▶ **Written exercise**
What follows is a set of records; restate each one word for word and drop the pictures.

[Data entries]
↓
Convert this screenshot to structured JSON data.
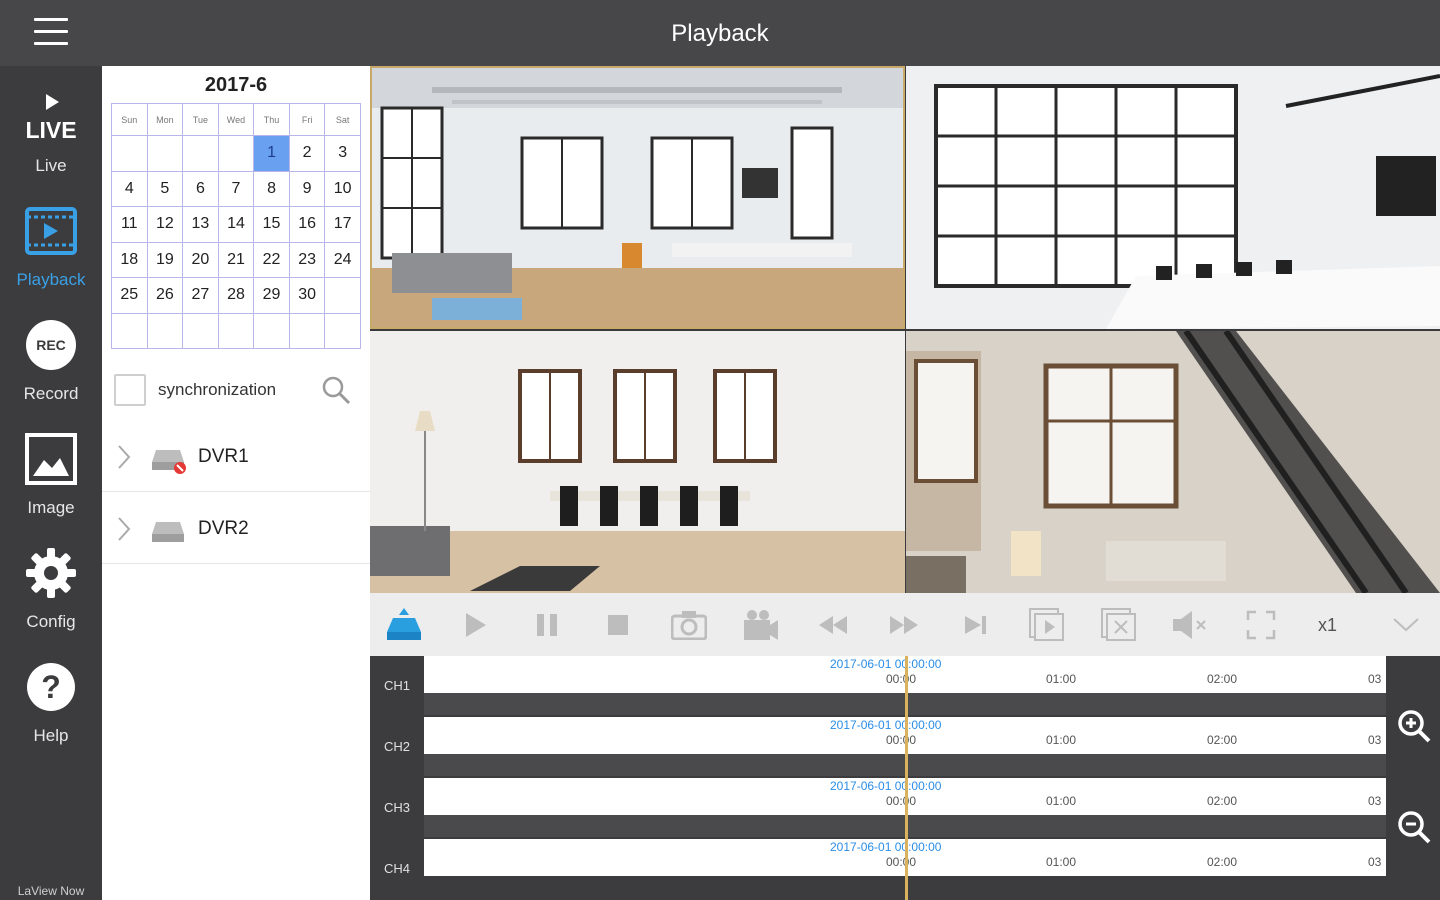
{
  "header": {
    "title": "Playback"
  },
  "nav": {
    "items": [
      {
        "label": "Live",
        "icon": "live-icon"
      },
      {
        "label": "Playback",
        "icon": "playback-icon"
      },
      {
        "label": "Record",
        "icon": "rec-icon",
        "badge": "REC"
      },
      {
        "label": "Image",
        "icon": "image-icon"
      },
      {
        "label": "Config",
        "icon": "gear-icon"
      },
      {
        "label": "Help",
        "icon": "help-icon"
      }
    ],
    "brand": "LaView Now",
    "live_icon_text": "LIVE",
    "accent": "#3aa0e6"
  },
  "calendar": {
    "title": "2017-6",
    "weekdays": [
      "Sun",
      "Mon",
      "Tue",
      "Wed",
      "Thu",
      "Fri",
      "Sat"
    ],
    "weeks": [
      [
        "",
        "",
        "",
        "",
        "1",
        "2",
        "3"
      ],
      [
        "4",
        "5",
        "6",
        "7",
        "8",
        "9",
        "10"
      ],
      [
        "11",
        "12",
        "13",
        "14",
        "15",
        "16",
        "17"
      ],
      [
        "18",
        "19",
        "20",
        "21",
        "22",
        "23",
        "24"
      ],
      [
        "25",
        "26",
        "27",
        "28",
        "29",
        "30",
        ""
      ],
      [
        "",
        "",
        "",
        "",
        "",
        "",
        ""
      ]
    ],
    "selected": "1",
    "selected_color": "#6aa0f0"
  },
  "sync": {
    "label": "synchronization",
    "checked": false
  },
  "devices": [
    {
      "name": "DVR1",
      "status": "error"
    },
    {
      "name": "DVR2",
      "status": "normal"
    }
  ],
  "toolbar": {
    "buttons": [
      "dvr-select-icon",
      "play-icon",
      "pause-icon",
      "stop-icon",
      "camera-icon",
      "video-record-icon",
      "rewind-icon",
      "fast-forward-icon",
      "next-frame-icon",
      "single-play-icon",
      "close-window-icon",
      "mute-icon",
      "fullscreen-icon"
    ],
    "speed": "x1",
    "more": "chevron-down-icon"
  },
  "timeline": {
    "channels": [
      {
        "label": "CH1",
        "timestamp": "2017-06-01 00:00:00"
      },
      {
        "label": "CH2",
        "timestamp": "2017-06-01 00:00:00"
      },
      {
        "label": "CH3",
        "timestamp": "2017-06-01 00:00:00"
      },
      {
        "label": "CH4",
        "timestamp": "2017-06-01 00:00:00"
      }
    ],
    "ticks": [
      "00:00",
      "01:00",
      "02:00",
      "03"
    ],
    "playhead_color": "#d8b25c"
  }
}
↑
▶ **Exercise solution**
Convert this screenshot to structured JSON data.
{
  "header": {
    "title": "Playback"
  },
  "nav": {
    "items": [
      {
        "label": "Live",
        "icon": "live-icon"
      },
      {
        "label": "Playback",
        "icon": "playback-icon"
      },
      {
        "label": "Record",
        "icon": "rec-icon",
        "badge": "REC"
      },
      {
        "label": "Image",
        "icon": "image-icon"
      },
      {
        "label": "Config",
        "icon": "gear-icon"
      },
      {
        "label": "Help",
        "icon": "help-icon"
      }
    ],
    "brand": "LaView Now",
    "live_icon_text": "LIVE",
    "accent": "#3aa0e6"
  },
  "calendar": {
    "title": "2017-6",
    "weekdays": [
      "Sun",
      "Mon",
      "Tue",
      "Wed",
      "Thu",
      "Fri",
      "Sat"
    ],
    "weeks": [
      [
        "",
        "",
        "",
        "",
        "1",
        "2",
        "3"
      ],
      [
        "4",
        "5",
        "6",
        "7",
        "8",
        "9",
        "10"
      ],
      [
        "11",
        "12",
        "13",
        "14",
        "15",
        "16",
        "17"
      ],
      [
        "18",
        "19",
        "20",
        "21",
        "22",
        "23",
        "24"
      ],
      [
        "25",
        "26",
        "27",
        "28",
        "29",
        "30",
        ""
      ],
      [
        "",
        "",
        "",
        "",
        "",
        "",
        ""
      ]
    ],
    "selected": "1",
    "selected_color": "#6aa0f0"
  },
  "sync": {
    "label": "synchronization",
    "checked": false
  },
  "devices": [
    {
      "name": "DVR1",
      "status": "error"
    },
    {
      "name": "DVR2",
      "status": "normal"
    }
  ],
  "toolbar": {
    "buttons": [
      "dvr-select-icon",
      "play-icon",
      "pause-icon",
      "stop-icon",
      "camera-icon",
      "video-record-icon",
      "rewind-icon",
      "fast-forward-icon",
      "next-frame-icon",
      "single-play-icon",
      "close-window-icon",
      "mute-icon",
      "fullscreen-icon"
    ],
    "speed": "x1",
    "more": "chevron-down-icon"
  },
  "timeline": {
    "channels": [
      {
        "label": "CH1",
        "timestamp": "2017-06-01 00:00:00"
      },
      {
        "label": "CH2",
        "timestamp": "2017-06-01 00:00:00"
      },
      {
        "label": "CH3",
        "timestamp": "2017-06-01 00:00:00"
      },
      {
        "label": "CH4",
        "timestamp": "2017-06-01 00:00:00"
      }
    ],
    "ticks": [
      "00:00",
      "01:00",
      "02:00",
      "03"
    ],
    "playhead_color": "#d8b25c"
  }
}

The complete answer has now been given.